(Data tied to figure images)

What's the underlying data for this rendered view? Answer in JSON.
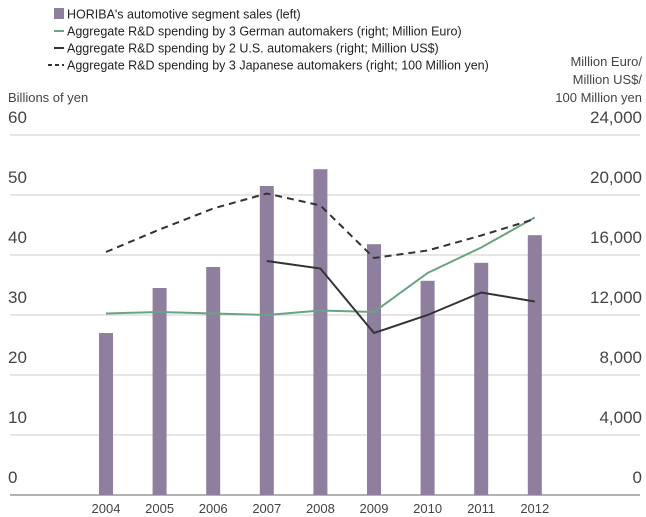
{
  "chart_data": {
    "type": "bar-line",
    "ylabel": "Billions of yen",
    "y2label": [
      "Million Euro/",
      "Million US$/",
      "100 Million yen"
    ],
    "categories": [
      "2004",
      "2005",
      "2006",
      "2007",
      "2008",
      "2009",
      "2010",
      "2011",
      "2012"
    ],
    "ylim": [
      0,
      60
    ],
    "yticks": [
      0,
      10,
      20,
      30,
      40,
      50,
      60
    ],
    "y2lim": [
      0,
      24000
    ],
    "y2ticks": [
      0,
      {
        "value": 4000,
        "label": "4,000"
      },
      {
        "value": 8000,
        "label": "8,000"
      },
      {
        "value": 12000,
        "label": "12,000"
      },
      {
        "value": 16000,
        "label": "16,000"
      },
      {
        "value": 20000,
        "label": "20,000"
      },
      {
        "value": 24000,
        "label": "24,000"
      }
    ],
    "grid": true,
    "series": [
      {
        "name": "HORIBA's automotive segment sales (left)",
        "type": "bar",
        "color": "#8e7f9e",
        "values": [
          27,
          34.5,
          38,
          51.5,
          54.3,
          41.8,
          35.7,
          38.7,
          43.3
        ]
      },
      {
        "name": "Aggregate R&D spending by 3 German automakers (right; Million Euro)",
        "type": "line",
        "axis": "y2",
        "style": "solid",
        "color": "#6aa383",
        "values": [
          12100,
          12200,
          12100,
          12000,
          12300,
          12200,
          14800,
          16500,
          18500
        ]
      },
      {
        "name": "Aggregate R&D spending by 2 U.S. automakers (right; Million US$)",
        "type": "line",
        "axis": "y2",
        "style": "solid",
        "color": "#333333",
        "values": [
          null,
          null,
          null,
          15600,
          15100,
          10800,
          12000,
          13500,
          12900
        ]
      },
      {
        "name": "Aggregate R&D spending by 3 Japanese automakers (right; 100 Million yen)",
        "type": "line",
        "axis": "y2",
        "style": "dashed",
        "color": "#333333",
        "values": [
          16200,
          17700,
          19100,
          20100,
          19300,
          15800,
          16300,
          17300,
          18400
        ]
      }
    ]
  }
}
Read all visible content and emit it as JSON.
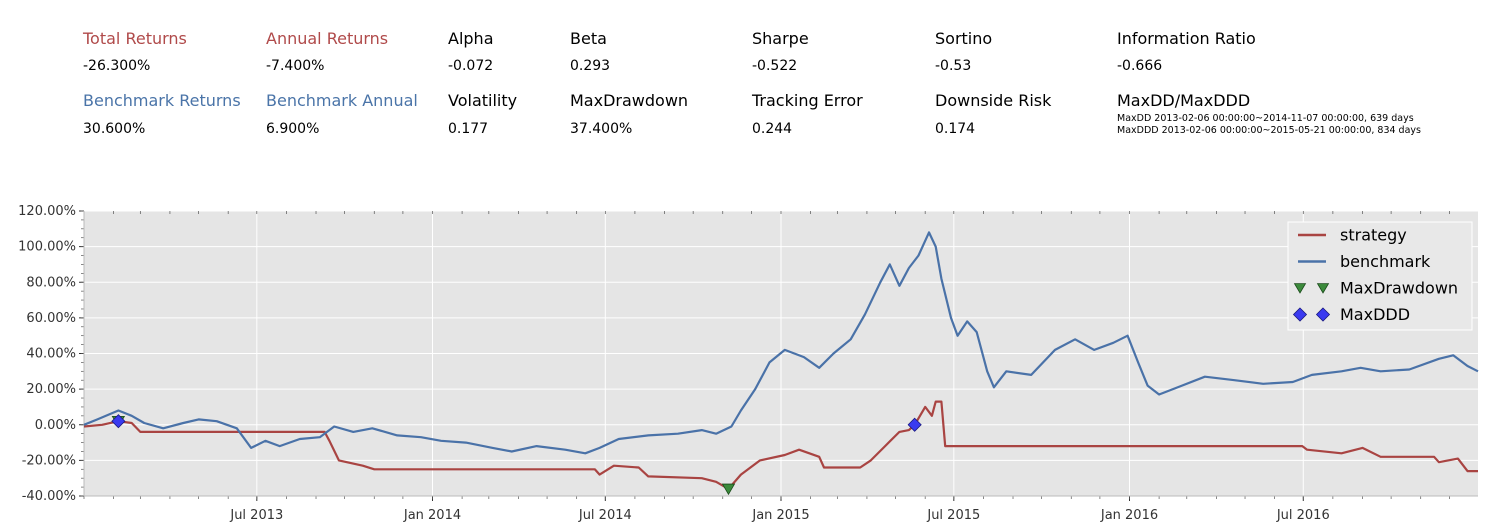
{
  "metrics": {
    "row1": [
      {
        "label": "Total Returns",
        "value": "-26.300%",
        "color": "red"
      },
      {
        "label": "Annual Returns",
        "value": "-7.400%",
        "color": "red"
      },
      {
        "label": "Alpha",
        "value": "-0.072",
        "color": "black"
      },
      {
        "label": "Beta",
        "value": "0.293",
        "color": "black"
      },
      {
        "label": "Sharpe",
        "value": "-0.522",
        "color": "black"
      },
      {
        "label": "Sortino",
        "value": "-0.53",
        "color": "black"
      },
      {
        "label": "Information Ratio",
        "value": "-0.666",
        "color": "black"
      }
    ],
    "row2": [
      {
        "label": "Benchmark Returns",
        "value": "30.600%",
        "color": "blue"
      },
      {
        "label": "Benchmark Annual",
        "value": "6.900%",
        "color": "blue"
      },
      {
        "label": "Volatility",
        "value": "0.177",
        "color": "black"
      },
      {
        "label": "MaxDrawdown",
        "value": "37.400%",
        "color": "black"
      },
      {
        "label": "Tracking Error",
        "value": "0.244",
        "color": "black"
      },
      {
        "label": "Downside Risk",
        "value": "0.174",
        "color": "black"
      },
      {
        "label": "MaxDD/MaxDDD",
        "value": "",
        "color": "black"
      }
    ],
    "maxdd_line": "MaxDD  2013-02-06 00:00:00~2014-11-07 00:00:00, 639 days",
    "maxddd_line": "MaxDDD 2013-02-06 00:00:00~2015-05-21 00:00:00, 834 days"
  },
  "chart_data": {
    "type": "line",
    "x_start": "2013-01-01",
    "x_end": "2016-12-31",
    "x_ticks": [
      {
        "date": "2013-07-01",
        "label": "Jul 2013"
      },
      {
        "date": "2014-01-01",
        "label": "Jan 2014"
      },
      {
        "date": "2014-07-01",
        "label": "Jul 2014"
      },
      {
        "date": "2015-01-01",
        "label": "Jan 2015"
      },
      {
        "date": "2015-07-01",
        "label": "Jul 2015"
      },
      {
        "date": "2016-01-01",
        "label": "Jan 2016"
      },
      {
        "date": "2016-07-01",
        "label": "Jul 2016"
      }
    ],
    "ylim": [
      -40,
      120
    ],
    "y_ticks": [
      -40,
      -20,
      0,
      20,
      40,
      60,
      80,
      100,
      120
    ],
    "y_tick_labels": [
      "-40.00%",
      "-20.00%",
      "0.00%",
      "20.00%",
      "40.00%",
      "60.00%",
      "80.00%",
      "100.00%",
      "120.00%"
    ],
    "grid": true,
    "legend_position": "top-right",
    "colors": {
      "strategy": "#a94442",
      "benchmark": "#4a72a8",
      "maxdd": "#3b8a3b",
      "maxddd": "#3a3af0",
      "plot_bg": "#e5e5e5"
    },
    "series": [
      {
        "name": "strategy",
        "points": [
          [
            "2013-01-01",
            -1
          ],
          [
            "2013-01-20",
            0
          ],
          [
            "2013-02-06",
            2
          ],
          [
            "2013-02-20",
            1
          ],
          [
            "2013-03-01",
            -4
          ],
          [
            "2013-06-25",
            -4
          ],
          [
            "2013-09-10",
            -4
          ],
          [
            "2013-09-15",
            -9
          ],
          [
            "2013-09-25",
            -20
          ],
          [
            "2013-10-20",
            -23
          ],
          [
            "2013-11-01",
            -25
          ],
          [
            "2014-06-20",
            -25
          ],
          [
            "2014-06-25",
            -28
          ],
          [
            "2014-07-10",
            -23
          ],
          [
            "2014-08-05",
            -24
          ],
          [
            "2014-08-15",
            -29
          ],
          [
            "2014-10-10",
            -30
          ],
          [
            "2014-10-25",
            -32
          ],
          [
            "2014-11-07",
            -36
          ],
          [
            "2014-11-20",
            -28
          ],
          [
            "2014-12-10",
            -20
          ],
          [
            "2015-01-05",
            -17
          ],
          [
            "2015-01-20",
            -14
          ],
          [
            "2015-02-10",
            -18
          ],
          [
            "2015-02-15",
            -24
          ],
          [
            "2015-03-25",
            -24
          ],
          [
            "2015-04-05",
            -20
          ],
          [
            "2015-04-20",
            -12
          ],
          [
            "2015-05-05",
            -4
          ],
          [
            "2015-05-15",
            -3
          ],
          [
            "2015-05-21",
            0
          ],
          [
            "2015-06-01",
            10
          ],
          [
            "2015-06-08",
            5
          ],
          [
            "2015-06-12",
            13
          ],
          [
            "2015-06-18",
            13
          ],
          [
            "2015-06-22",
            -12
          ],
          [
            "2016-06-30",
            -12
          ],
          [
            "2016-07-05",
            -14
          ],
          [
            "2016-08-10",
            -16
          ],
          [
            "2016-09-01",
            -13
          ],
          [
            "2016-09-20",
            -18
          ],
          [
            "2016-11-15",
            -18
          ],
          [
            "2016-11-20",
            -21
          ],
          [
            "2016-12-10",
            -19
          ],
          [
            "2016-12-20",
            -26
          ],
          [
            "2016-12-31",
            -26
          ]
        ]
      },
      {
        "name": "benchmark",
        "points": [
          [
            "2013-01-01",
            0
          ],
          [
            "2013-01-15",
            3
          ],
          [
            "2013-02-06",
            8
          ],
          [
            "2013-02-20",
            5
          ],
          [
            "2013-03-05",
            1
          ],
          [
            "2013-03-25",
            -2
          ],
          [
            "2013-04-15",
            1
          ],
          [
            "2013-05-01",
            3
          ],
          [
            "2013-05-20",
            2
          ],
          [
            "2013-06-10",
            -2
          ],
          [
            "2013-06-25",
            -13
          ],
          [
            "2013-07-10",
            -9
          ],
          [
            "2013-07-25",
            -12
          ],
          [
            "2013-08-15",
            -8
          ],
          [
            "2013-09-05",
            -7
          ],
          [
            "2013-09-20",
            -1
          ],
          [
            "2013-10-10",
            -4
          ],
          [
            "2013-10-30",
            -2
          ],
          [
            "2013-11-25",
            -6
          ],
          [
            "2013-12-20",
            -7
          ],
          [
            "2014-01-10",
            -9
          ],
          [
            "2014-02-05",
            -10
          ],
          [
            "2014-03-05",
            -13
          ],
          [
            "2014-03-25",
            -15
          ],
          [
            "2014-04-20",
            -12
          ],
          [
            "2014-05-20",
            -14
          ],
          [
            "2014-06-10",
            -16
          ],
          [
            "2014-06-25",
            -13
          ],
          [
            "2014-07-15",
            -8
          ],
          [
            "2014-08-15",
            -6
          ],
          [
            "2014-09-15",
            -5
          ],
          [
            "2014-10-10",
            -3
          ],
          [
            "2014-10-25",
            -5
          ],
          [
            "2014-11-10",
            -1
          ],
          [
            "2014-11-20",
            8
          ],
          [
            "2014-12-05",
            20
          ],
          [
            "2014-12-20",
            35
          ],
          [
            "2015-01-05",
            42
          ],
          [
            "2015-01-25",
            38
          ],
          [
            "2015-02-10",
            32
          ],
          [
            "2015-02-25",
            40
          ],
          [
            "2015-03-15",
            48
          ],
          [
            "2015-03-30",
            62
          ],
          [
            "2015-04-15",
            80
          ],
          [
            "2015-04-25",
            90
          ],
          [
            "2015-05-05",
            78
          ],
          [
            "2015-05-15",
            88
          ],
          [
            "2015-05-25",
            95
          ],
          [
            "2015-06-05",
            108
          ],
          [
            "2015-06-12",
            100
          ],
          [
            "2015-06-18",
            82
          ],
          [
            "2015-06-28",
            60
          ],
          [
            "2015-07-05",
            50
          ],
          [
            "2015-07-15",
            58
          ],
          [
            "2015-07-25",
            52
          ],
          [
            "2015-08-05",
            30
          ],
          [
            "2015-08-12",
            21
          ],
          [
            "2015-08-25",
            30
          ],
          [
            "2015-09-20",
            28
          ],
          [
            "2015-10-15",
            42
          ],
          [
            "2015-11-05",
            48
          ],
          [
            "2015-11-25",
            42
          ],
          [
            "2015-12-15",
            46
          ],
          [
            "2015-12-30",
            50
          ],
          [
            "2016-01-10",
            35
          ],
          [
            "2016-01-20",
            22
          ],
          [
            "2016-02-01",
            17
          ],
          [
            "2016-02-25",
            22
          ],
          [
            "2016-03-20",
            27
          ],
          [
            "2016-04-20",
            25
          ],
          [
            "2016-05-20",
            23
          ],
          [
            "2016-06-20",
            24
          ],
          [
            "2016-07-10",
            28
          ],
          [
            "2016-08-10",
            30
          ],
          [
            "2016-08-30",
            32
          ],
          [
            "2016-09-20",
            30
          ],
          [
            "2016-10-20",
            31
          ],
          [
            "2016-11-20",
            37
          ],
          [
            "2016-12-05",
            39
          ],
          [
            "2016-12-20",
            33
          ],
          [
            "2016-12-31",
            30
          ]
        ]
      }
    ],
    "markers": [
      {
        "name": "MaxDrawdown",
        "shape": "triangle-down",
        "points": [
          [
            "2013-02-06",
            2
          ],
          [
            "2014-11-07",
            -36
          ]
        ]
      },
      {
        "name": "MaxDDD",
        "shape": "diamond",
        "points": [
          [
            "2013-02-06",
            2
          ],
          [
            "2015-05-21",
            0
          ]
        ]
      }
    ],
    "legend": [
      "strategy",
      "benchmark",
      "MaxDrawdown",
      "MaxDDD"
    ]
  }
}
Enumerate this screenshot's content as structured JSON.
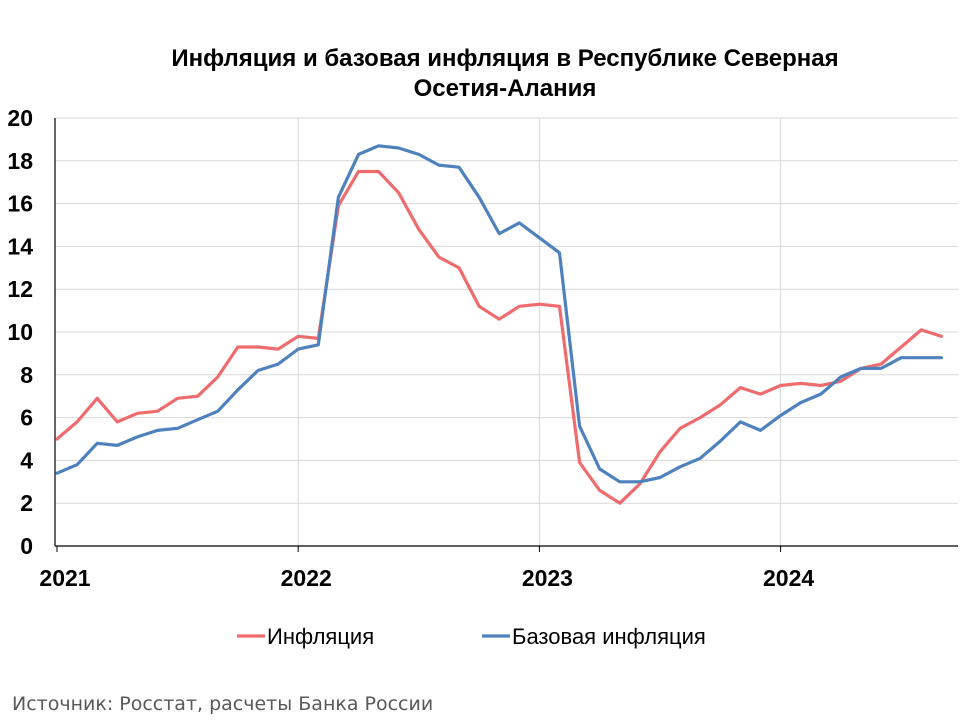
{
  "chart_data": {
    "type": "line",
    "title": [
      "Инфляция и базовая инфляция в Республике Северная",
      "Осетия-Алания"
    ],
    "xlabel": "",
    "ylabel": "",
    "ylim": [
      0,
      20
    ],
    "yticks": [
      "0",
      "2",
      "4",
      "6",
      "8",
      "10",
      "12",
      "14",
      "16",
      "18",
      "20"
    ],
    "x_start": "2021-01",
    "x_tick_labels": [
      "2021",
      "2022",
      "2023",
      "2024"
    ],
    "grid": true,
    "legend_position": "bottom",
    "series": [
      {
        "name": "Инфляция",
        "color": "#ee6b6e",
        "values": [
          5.0,
          5.8,
          6.9,
          5.8,
          6.2,
          6.3,
          6.9,
          7.0,
          7.9,
          9.3,
          9.3,
          9.2,
          9.8,
          9.7,
          15.9,
          17.5,
          17.5,
          16.5,
          14.8,
          13.5,
          13.0,
          11.2,
          10.6,
          11.2,
          11.3,
          11.2,
          3.9,
          2.6,
          2.0,
          2.9,
          4.4,
          5.5,
          6.0,
          6.6,
          7.4,
          7.1,
          7.5,
          7.6,
          7.5,
          7.7,
          8.3,
          8.5,
          9.3,
          10.1,
          9.8
        ]
      },
      {
        "name": "Базовая инфляция",
        "color": "#4f81bd",
        "values": [
          3.4,
          3.8,
          4.8,
          4.7,
          5.1,
          5.4,
          5.5,
          5.9,
          6.3,
          7.3,
          8.2,
          8.5,
          9.2,
          9.4,
          16.3,
          18.3,
          18.7,
          18.6,
          18.3,
          17.8,
          17.7,
          16.3,
          14.6,
          15.1,
          14.4,
          13.7,
          5.6,
          3.6,
          3.0,
          3.0,
          3.2,
          3.7,
          4.1,
          4.9,
          5.8,
          5.4,
          6.1,
          6.7,
          7.1,
          7.9,
          8.3,
          8.3,
          8.8,
          8.8,
          8.8
        ]
      }
    ]
  },
  "source_text": "Источник: Росстат, расчеты Банка России"
}
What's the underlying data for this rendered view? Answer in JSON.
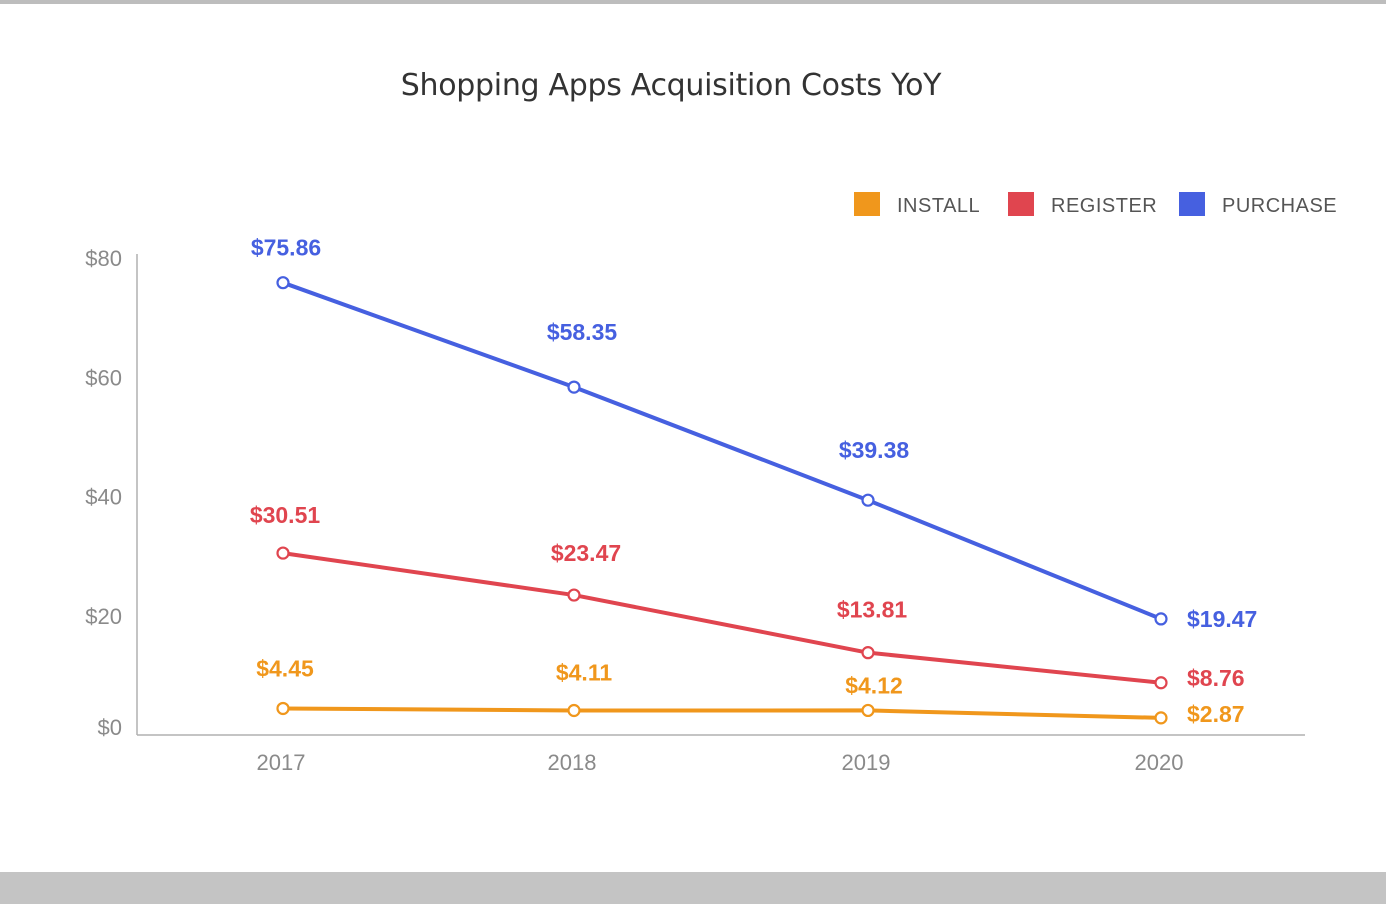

Description of the task:
Find the lines above holding the word "JSON" and show them.

Exercise response:
What's the underlying data for this rendered view? Answer in JSON.
Read all visible content and emit it as JSON.
Enumerate this screenshot's content as structured JSON.
What's the underlying data for this rendered view? Answer in JSON.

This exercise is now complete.